Material provided -
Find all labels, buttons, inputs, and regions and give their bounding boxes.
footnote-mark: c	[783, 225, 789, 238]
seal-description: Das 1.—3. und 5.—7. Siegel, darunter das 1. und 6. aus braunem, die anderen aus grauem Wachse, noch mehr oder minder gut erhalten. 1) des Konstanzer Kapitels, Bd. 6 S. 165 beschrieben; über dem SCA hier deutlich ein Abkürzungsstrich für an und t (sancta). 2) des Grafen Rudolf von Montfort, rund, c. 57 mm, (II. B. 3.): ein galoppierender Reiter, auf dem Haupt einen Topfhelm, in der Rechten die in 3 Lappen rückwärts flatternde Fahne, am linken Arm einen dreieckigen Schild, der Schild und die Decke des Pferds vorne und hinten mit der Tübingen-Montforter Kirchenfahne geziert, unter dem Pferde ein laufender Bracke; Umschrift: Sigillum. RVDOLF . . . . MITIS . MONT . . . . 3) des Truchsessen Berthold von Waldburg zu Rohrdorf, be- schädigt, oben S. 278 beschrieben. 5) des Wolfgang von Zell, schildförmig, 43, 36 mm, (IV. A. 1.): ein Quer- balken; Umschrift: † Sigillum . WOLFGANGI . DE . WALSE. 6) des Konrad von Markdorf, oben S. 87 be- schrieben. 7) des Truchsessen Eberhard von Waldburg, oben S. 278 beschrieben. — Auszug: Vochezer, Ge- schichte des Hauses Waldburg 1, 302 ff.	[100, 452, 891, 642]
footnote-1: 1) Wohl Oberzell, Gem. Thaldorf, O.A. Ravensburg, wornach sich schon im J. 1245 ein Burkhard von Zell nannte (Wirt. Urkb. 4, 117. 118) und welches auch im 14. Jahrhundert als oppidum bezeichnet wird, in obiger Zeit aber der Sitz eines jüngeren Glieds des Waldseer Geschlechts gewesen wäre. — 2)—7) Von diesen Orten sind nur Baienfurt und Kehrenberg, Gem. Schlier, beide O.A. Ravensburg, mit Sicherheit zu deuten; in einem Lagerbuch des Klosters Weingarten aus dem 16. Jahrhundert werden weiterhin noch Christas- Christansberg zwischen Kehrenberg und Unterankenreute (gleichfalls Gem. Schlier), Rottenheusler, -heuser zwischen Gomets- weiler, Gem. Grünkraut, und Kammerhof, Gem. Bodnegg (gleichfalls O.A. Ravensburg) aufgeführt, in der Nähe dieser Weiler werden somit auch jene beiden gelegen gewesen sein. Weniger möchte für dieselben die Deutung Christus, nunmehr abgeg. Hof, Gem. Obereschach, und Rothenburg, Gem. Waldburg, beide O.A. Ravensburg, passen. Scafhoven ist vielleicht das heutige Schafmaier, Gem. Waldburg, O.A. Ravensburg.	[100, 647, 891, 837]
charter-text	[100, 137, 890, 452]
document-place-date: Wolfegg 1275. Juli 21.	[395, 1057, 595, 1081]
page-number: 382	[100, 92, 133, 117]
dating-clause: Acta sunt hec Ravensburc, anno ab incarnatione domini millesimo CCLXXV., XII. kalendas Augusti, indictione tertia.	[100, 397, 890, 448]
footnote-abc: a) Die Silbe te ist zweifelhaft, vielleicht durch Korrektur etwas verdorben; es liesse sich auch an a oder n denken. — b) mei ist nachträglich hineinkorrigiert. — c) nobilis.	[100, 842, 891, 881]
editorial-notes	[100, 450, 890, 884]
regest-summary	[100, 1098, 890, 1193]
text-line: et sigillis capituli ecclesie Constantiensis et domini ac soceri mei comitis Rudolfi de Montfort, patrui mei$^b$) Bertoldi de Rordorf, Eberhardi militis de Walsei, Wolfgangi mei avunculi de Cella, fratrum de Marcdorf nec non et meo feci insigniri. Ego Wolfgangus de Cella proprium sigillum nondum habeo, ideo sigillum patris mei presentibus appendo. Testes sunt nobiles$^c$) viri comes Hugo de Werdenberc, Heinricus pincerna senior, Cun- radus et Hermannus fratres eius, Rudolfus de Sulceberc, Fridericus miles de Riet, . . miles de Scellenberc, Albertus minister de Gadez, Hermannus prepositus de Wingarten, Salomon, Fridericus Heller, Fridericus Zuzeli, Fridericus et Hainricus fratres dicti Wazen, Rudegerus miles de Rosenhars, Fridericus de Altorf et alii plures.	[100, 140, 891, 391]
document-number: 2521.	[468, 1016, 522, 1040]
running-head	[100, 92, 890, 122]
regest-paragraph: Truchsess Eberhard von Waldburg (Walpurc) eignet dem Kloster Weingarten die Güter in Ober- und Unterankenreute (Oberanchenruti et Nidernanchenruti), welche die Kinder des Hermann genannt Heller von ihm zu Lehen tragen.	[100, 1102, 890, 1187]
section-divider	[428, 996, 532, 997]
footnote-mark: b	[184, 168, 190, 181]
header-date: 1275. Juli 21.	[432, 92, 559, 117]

Description of the task - Please rewrite all the data above, replacing "footnote-mark" with "footnote-marker" and leaving everything else unchanged.

Answer for the task -
Find all labels, buttons, inputs, and regions and give their bounding boxes.
footnote-marker: c	[783, 225, 789, 238]
seal-description: Das 1.—3. und 5.—7. Siegel, darunter das 1. und 6. aus braunem, die anderen aus grauem Wachse, noch mehr oder minder gut erhalten. 1) des Konstanzer Kapitels, Bd. 6 S. 165 beschrieben; über dem SCA hier deutlich ein Abkürzungsstrich für an und t (sancta). 2) des Grafen Rudolf von Montfort, rund, c. 57 mm, (II. B. 3.): ein galoppierender Reiter, auf dem Haupt einen Topfhelm, in der Rechten die in 3 Lappen rückwärts flatternde Fahne, am linken Arm einen dreieckigen Schild, der Schild und die Decke des Pferds vorne und hinten mit der Tübingen-Montforter Kirchenfahne geziert, unter dem Pferde ein laufender Bracke; Umschrift: Sigillum. RVDOLF . . . . MITIS . MONT . . . . 3) des Truchsessen Berthold von Waldburg zu Rohrdorf, be- schädigt, oben S. 278 beschrieben. 5) des Wolfgang von Zell, schildförmig, 43, 36 mm, (IV. A. 1.): ein Quer- balken; Umschrift: † Sigillum . WOLFGANGI . DE . WALSE. 6) des Konrad von Markdorf, oben S. 87 be- schrieben. 7) des Truchsessen Eberhard von Waldburg, oben S. 278 beschrieben. — Auszug: Vochezer, Ge- schichte des Hauses Waldburg 1, 302 ff.	[100, 452, 891, 642]
footnote-1: 1) Wohl Oberzell, Gem. Thaldorf, O.A. Ravensburg, wornach sich schon im J. 1245 ein Burkhard von Zell nannte (Wirt. Urkb. 4, 117. 118) und welches auch im 14. Jahrhundert als oppidum bezeichnet wird, in obiger Zeit aber der Sitz eines jüngeren Glieds des Waldseer Geschlechts gewesen wäre. — 2)—7) Von diesen Orten sind nur Baienfurt und Kehrenberg, Gem. Schlier, beide O.A. Ravensburg, mit Sicherheit zu deuten; in einem Lagerbuch des Klosters Weingarten aus dem 16. Jahrhundert werden weiterhin noch Christas- Christansberg zwischen Kehrenberg und Unterankenreute (gleichfalls Gem. Schlier), Rottenheusler, -heuser zwischen Gomets- weiler, Gem. Grünkraut, und Kammerhof, Gem. Bodnegg (gleichfalls O.A. Ravensburg) aufgeführt, in der Nähe dieser Weiler werden somit auch jene beiden gelegen gewesen sein. Weniger möchte für dieselben die Deutung Christus, nunmehr abgeg. Hof, Gem. Obereschach, und Rothenburg, Gem. Waldburg, beide O.A. Ravensburg, passen. Scafhoven ist vielleicht das heutige Schafmaier, Gem. Waldburg, O.A. Ravensburg.	[100, 647, 891, 837]
charter-text	[100, 137, 890, 452]
document-place-date: Wolfegg 1275. Juli 21.	[395, 1057, 595, 1081]
page-number: 382	[100, 92, 133, 117]
dating-clause: Acta sunt hec Ravensburc, anno ab incarnatione domini millesimo CCLXXV., XII. kalendas Augusti, indictione tertia.	[100, 397, 890, 448]
footnote-abc: a) Die Silbe te ist zweifelhaft, vielleicht durch Korrektur etwas verdorben; es liesse sich auch an a oder n denken. — b) mei ist nachträglich hineinkorrigiert. — c) nobilis.	[100, 842, 891, 881]
editorial-notes	[100, 450, 890, 884]
regest-summary	[100, 1098, 890, 1193]
text-line: et sigillis capituli ecclesie Constantiensis et domini ac soceri mei comitis Rudolfi de Montfort, patrui mei$^b$) Bertoldi de Rordorf, Eberhardi militis de Walsei, Wolfgangi mei avunculi de Cella, fratrum de Marcdorf nec non et meo feci insigniri. Ego Wolfgangus de Cella proprium sigillum nondum habeo, ideo sigillum patris mei presentibus appendo. Testes sunt nobiles$^c$) viri comes Hugo de Werdenberc, Heinricus pincerna senior, Cun- radus et Hermannus fratres eius, Rudolfus de Sulceberc, Fridericus miles de Riet, . . miles de Scellenberc, Albertus minister de Gadez, Hermannus prepositus de Wingarten, Salomon, Fridericus Heller, Fridericus Zuzeli, Fridericus et Hainricus fratres dicti Wazen, Rudegerus miles de Rosenhars, Fridericus de Altorf et alii plures.	[100, 140, 891, 391]
document-number: 2521.	[468, 1016, 522, 1040]
running-head	[100, 92, 890, 122]
regest-paragraph: Truchsess Eberhard von Waldburg (Walpurc) eignet dem Kloster Weingarten die Güter in Ober- und Unterankenreute (Oberanchenruti et Nidernanchenruti), welche die Kinder des Hermann genannt Heller von ihm zu Lehen tragen.	[100, 1102, 890, 1187]
section-divider	[428, 996, 532, 997]
footnote-marker: b	[184, 168, 190, 181]
header-date: 1275. Juli 21.	[432, 92, 559, 117]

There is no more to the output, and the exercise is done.